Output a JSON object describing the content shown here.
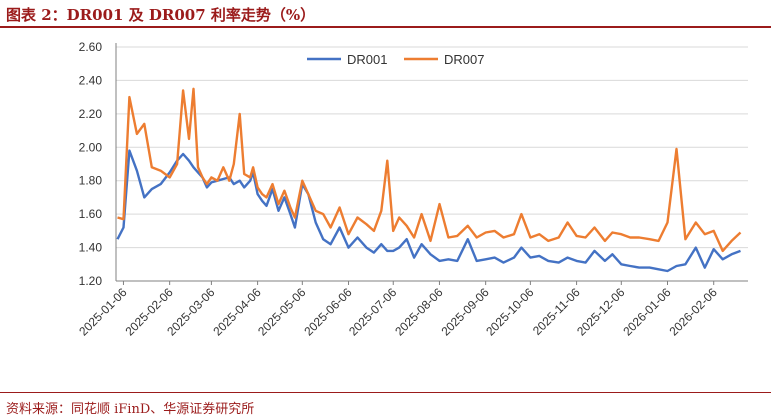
{
  "title": "图表 2：DR001 及 DR007 利率走势（%）",
  "source": "资料来源：同花顺 iFinD、华源证券研究所",
  "colors": {
    "DR001": "#4472c4",
    "DR007": "#ed7d31",
    "accent": "#9b1b1b",
    "grid": "#d9d9d9"
  },
  "chart_data": {
    "type": "line",
    "title": "",
    "xlabel": "",
    "ylabel": "",
    "ylim": [
      1.2,
      2.6
    ],
    "yticks": [
      "1.20",
      "1.40",
      "1.60",
      "1.80",
      "2.00",
      "2.20",
      "2.40",
      "2.60"
    ],
    "xticks": [
      "2025-01-06",
      "2025-02-06",
      "2025-03-06",
      "2025-04-06",
      "2025-05-06",
      "2025-06-06",
      "2025-07-06",
      "2025-08-06",
      "2025-09-06",
      "2025-10-06",
      "2025-11-06",
      "2025-12-06",
      "2026-01-06",
      "2026-02-06"
    ],
    "grid": "horizontal",
    "legend_position": "top",
    "x": [
      "2025-01-02",
      "2025-01-06",
      "2025-01-10",
      "2025-01-15",
      "2025-01-20",
      "2025-01-25",
      "2025-01-31",
      "2025-02-06",
      "2025-02-11",
      "2025-02-15",
      "2025-02-19",
      "2025-02-22",
      "2025-02-25",
      "2025-02-28",
      "2025-03-03",
      "2025-03-06",
      "2025-03-10",
      "2025-03-14",
      "2025-03-18",
      "2025-03-21",
      "2025-03-25",
      "2025-03-28",
      "2025-04-01",
      "2025-04-03",
      "2025-04-06",
      "2025-04-09",
      "2025-04-12",
      "2025-04-16",
      "2025-04-20",
      "2025-04-24",
      "2025-04-28",
      "2025-05-01",
      "2025-05-06",
      "2025-05-10",
      "2025-05-15",
      "2025-05-20",
      "2025-05-25",
      "2025-05-31",
      "2025-06-06",
      "2025-06-12",
      "2025-06-18",
      "2025-06-23",
      "2025-06-28",
      "2025-07-02",
      "2025-07-06",
      "2025-07-10",
      "2025-07-15",
      "2025-07-20",
      "2025-07-25",
      "2025-07-31",
      "2025-08-06",
      "2025-08-12",
      "2025-08-18",
      "2025-08-25",
      "2025-08-31",
      "2025-09-06",
      "2025-09-12",
      "2025-09-18",
      "2025-09-25",
      "2025-09-30",
      "2025-10-06",
      "2025-10-12",
      "2025-10-18",
      "2025-10-25",
      "2025-10-31",
      "2025-11-06",
      "2025-11-12",
      "2025-11-18",
      "2025-11-25",
      "2025-11-30",
      "2025-12-06",
      "2025-12-12",
      "2025-12-18",
      "2025-12-25",
      "2025-12-31",
      "2026-01-06",
      "2026-01-12",
      "2026-01-18",
      "2026-01-25",
      "2026-01-31",
      "2026-02-06",
      "2026-02-12",
      "2026-02-18",
      "2026-02-24"
    ],
    "series": [
      {
        "name": "DR001",
        "values": [
          1.45,
          1.52,
          1.98,
          1.86,
          1.7,
          1.75,
          1.78,
          1.85,
          1.92,
          1.96,
          1.92,
          1.88,
          1.85,
          1.82,
          1.76,
          1.79,
          1.8,
          1.81,
          1.82,
          1.78,
          1.8,
          1.76,
          1.8,
          1.85,
          1.72,
          1.68,
          1.65,
          1.75,
          1.62,
          1.7,
          1.6,
          1.52,
          1.78,
          1.72,
          1.55,
          1.45,
          1.42,
          1.52,
          1.4,
          1.46,
          1.4,
          1.37,
          1.42,
          1.38,
          1.38,
          1.4,
          1.45,
          1.34,
          1.42,
          1.36,
          1.32,
          1.33,
          1.32,
          1.45,
          1.32,
          1.33,
          1.34,
          1.31,
          1.34,
          1.4,
          1.34,
          1.35,
          1.32,
          1.31,
          1.34,
          1.32,
          1.31,
          1.38,
          1.32,
          1.36,
          1.3,
          1.29,
          1.28,
          1.28,
          1.27,
          1.26,
          1.29,
          1.3,
          1.4,
          1.28,
          1.39,
          1.33,
          1.36,
          1.38
        ]
      },
      {
        "name": "DR007",
        "values": [
          1.58,
          1.57,
          2.3,
          2.08,
          2.14,
          1.88,
          1.86,
          1.82,
          1.9,
          2.34,
          2.05,
          2.35,
          1.88,
          1.82,
          1.78,
          1.82,
          1.8,
          1.88,
          1.8,
          1.9,
          2.2,
          1.84,
          1.82,
          1.88,
          1.76,
          1.72,
          1.7,
          1.78,
          1.66,
          1.74,
          1.64,
          1.58,
          1.8,
          1.72,
          1.62,
          1.6,
          1.52,
          1.64,
          1.48,
          1.58,
          1.54,
          1.5,
          1.62,
          1.92,
          1.5,
          1.58,
          1.53,
          1.46,
          1.6,
          1.44,
          1.66,
          1.46,
          1.47,
          1.53,
          1.46,
          1.49,
          1.5,
          1.46,
          1.48,
          1.6,
          1.46,
          1.48,
          1.44,
          1.46,
          1.55,
          1.47,
          1.46,
          1.52,
          1.44,
          1.49,
          1.48,
          1.46,
          1.46,
          1.45,
          1.44,
          1.55,
          1.99,
          1.45,
          1.55,
          1.48,
          1.5,
          1.38,
          1.44,
          1.49
        ]
      }
    ]
  }
}
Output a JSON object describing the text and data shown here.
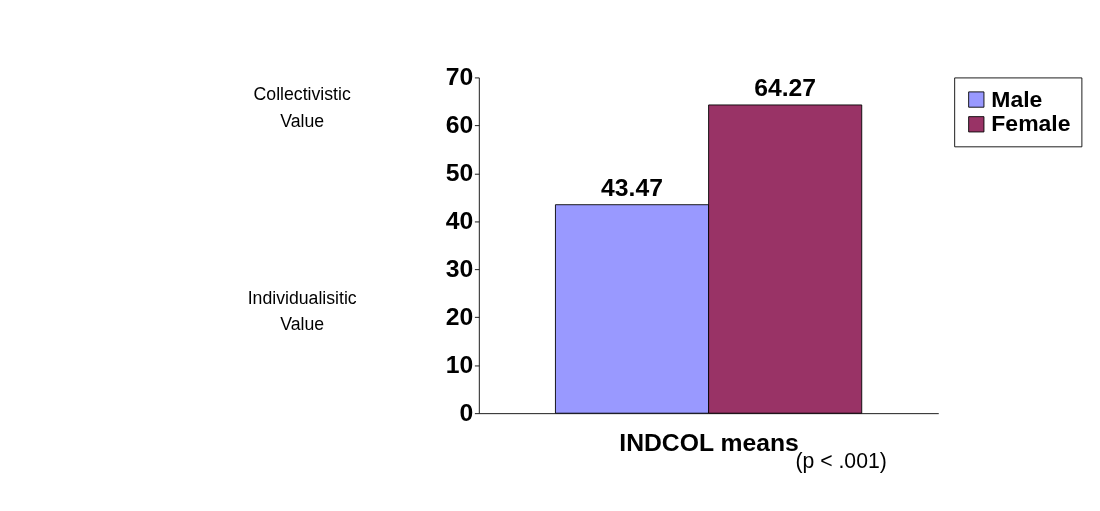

......

WHAT IS ASKED
The records above need to be restated word for word, with the pictures left out.

SOLUTION TO THE EXERCISE
Output a JSON object describing the content shown here.
{
  "title": "图表 2：DR001 及 DR007 利率走势（%）",
  "source": "资料来源：同花顺 iFinD、华源证券研究所",
  "colors": {
    "DR001": "#4472c4",
    "DR007": "#ed7d31",
    "accent": "#9b1b1b",
    "grid": "#d9d9d9"
  },
  "chart_data": {
    "type": "line",
    "title": "",
    "xlabel": "",
    "ylabel": "",
    "ylim": [
      1.2,
      2.6
    ],
    "yticks": [
      "1.20",
      "1.40",
      "1.60",
      "1.80",
      "2.00",
      "2.20",
      "2.40",
      "2.60"
    ],
    "xticks": [
      "2025-01-06",
      "2025-02-06",
      "2025-03-06",
      "2025-04-06",
      "2025-05-06",
      "2025-06-06",
      "2025-07-06",
      "2025-08-06",
      "2025-09-06",
      "2025-10-06",
      "2025-11-06",
      "2025-12-06",
      "2026-01-06",
      "2026-02-06"
    ],
    "grid": "horizontal",
    "legend_position": "top",
    "x": [
      "2025-01-02",
      "2025-01-06",
      "2025-01-10",
      "2025-01-15",
      "2025-01-20",
      "2025-01-25",
      "2025-01-31",
      "2025-02-06",
      "2025-02-11",
      "2025-02-15",
      "2025-02-19",
      "2025-02-22",
      "2025-02-25",
      "2025-02-28",
      "2025-03-03",
      "2025-03-06",
      "2025-03-10",
      "2025-03-14",
      "2025-03-18",
      "2025-03-21",
      "2025-03-25",
      "2025-03-28",
      "2025-04-01",
      "2025-04-03",
      "2025-04-06",
      "2025-04-09",
      "2025-04-12",
      "2025-04-16",
      "2025-04-20",
      "2025-04-24",
      "2025-04-28",
      "2025-05-01",
      "2025-05-06",
      "2025-05-10",
      "2025-05-15",
      "2025-05-20",
      "2025-05-25",
      "2025-05-31",
      "2025-06-06",
      "2025-06-12",
      "2025-06-18",
      "2025-06-23",
      "2025-06-28",
      "2025-07-02",
      "2025-07-06",
      "2025-07-10",
      "2025-07-15",
      "2025-07-20",
      "2025-07-25",
      "2025-07-31",
      "2025-08-06",
      "2025-08-12",
      "2025-08-18",
      "2025-08-25",
      "2025-08-31",
      "2025-09-06",
      "2025-09-12",
      "2025-09-18",
      "2025-09-25",
      "2025-09-30",
      "2025-10-06",
      "2025-10-12",
      "2025-10-18",
      "2025-10-25",
      "2025-10-31",
      "2025-11-06",
      "2025-11-12",
      "2025-11-18",
      "2025-11-25",
      "2025-11-30",
      "2025-12-06",
      "2025-12-12",
      "2025-12-18",
      "2025-12-25",
      "2025-12-31",
      "2026-01-06",
      "2026-01-12",
      "2026-01-18",
      "2026-01-25",
      "2026-01-31",
      "2026-02-06",
      "2026-02-12",
      "2026-02-18",
      "2026-02-24"
    ],
    "series": [
      {
        "name": "DR001",
        "values": [
          1.45,
          1.52,
          1.98,
          1.86,
          1.7,
          1.75,
          1.78,
          1.85,
          1.92,
          1.96,
          1.92,
          1.88,
          1.85,
          1.82,
          1.76,
          1.79,
          1.8,
          1.81,
          1.82,
          1.78,
          1.8,
          1.76,
          1.8,
          1.85,
          1.72,
          1.68,
          1.65,
          1.75,
          1.62,
          1.7,
          1.6,
          1.52,
          1.78,
          1.72,
          1.55,
          1.45,
          1.42,
          1.52,
          1.4,
          1.46,
          1.4,
          1.37,
          1.42,
          1.38,
          1.38,
          1.4,
          1.45,
          1.34,
          1.42,
          1.36,
          1.32,
          1.33,
          1.32,
          1.45,
          1.32,
          1.33,
          1.34,
          1.31,
          1.34,
          1.4,
          1.34,
          1.35,
          1.32,
          1.31,
          1.34,
          1.32,
          1.31,
          1.38,
          1.32,
          1.36,
          1.3,
          1.29,
          1.28,
          1.28,
          1.27,
          1.26,
          1.29,
          1.3,
          1.4,
          1.28,
          1.39,
          1.33,
          1.36,
          1.38
        ]
      },
      {
        "name": "DR007",
        "values": [
          1.58,
          1.57,
          2.3,
          2.08,
          2.14,
          1.88,
          1.86,
          1.82,
          1.9,
          2.34,
          2.05,
          2.35,
          1.88,
          1.82,
          1.78,
          1.82,
          1.8,
          1.88,
          1.8,
          1.9,
          2.2,
          1.84,
          1.82,
          1.88,
          1.76,
          1.72,
          1.7,
          1.78,
          1.66,
          1.74,
          1.64,
          1.58,
          1.8,
          1.72,
          1.62,
          1.6,
          1.52,
          1.64,
          1.48,
          1.58,
          1.54,
          1.5,
          1.62,
          1.92,
          1.5,
          1.58,
          1.53,
          1.46,
          1.6,
          1.44,
          1.66,
          1.46,
          1.47,
          1.53,
          1.46,
          1.49,
          1.5,
          1.46,
          1.48,
          1.6,
          1.46,
          1.48,
          1.44,
          1.46,
          1.55,
          1.47,
          1.46,
          1.52,
          1.44,
          1.49,
          1.48,
          1.46,
          1.46,
          1.45,
          1.44,
          1.55,
          1.99,
          1.45,
          1.55,
          1.48,
          1.5,
          1.38,
          1.44,
          1.49
        ]
      }
    ]
  }
}
Output a JSON object describing the text and data shown here.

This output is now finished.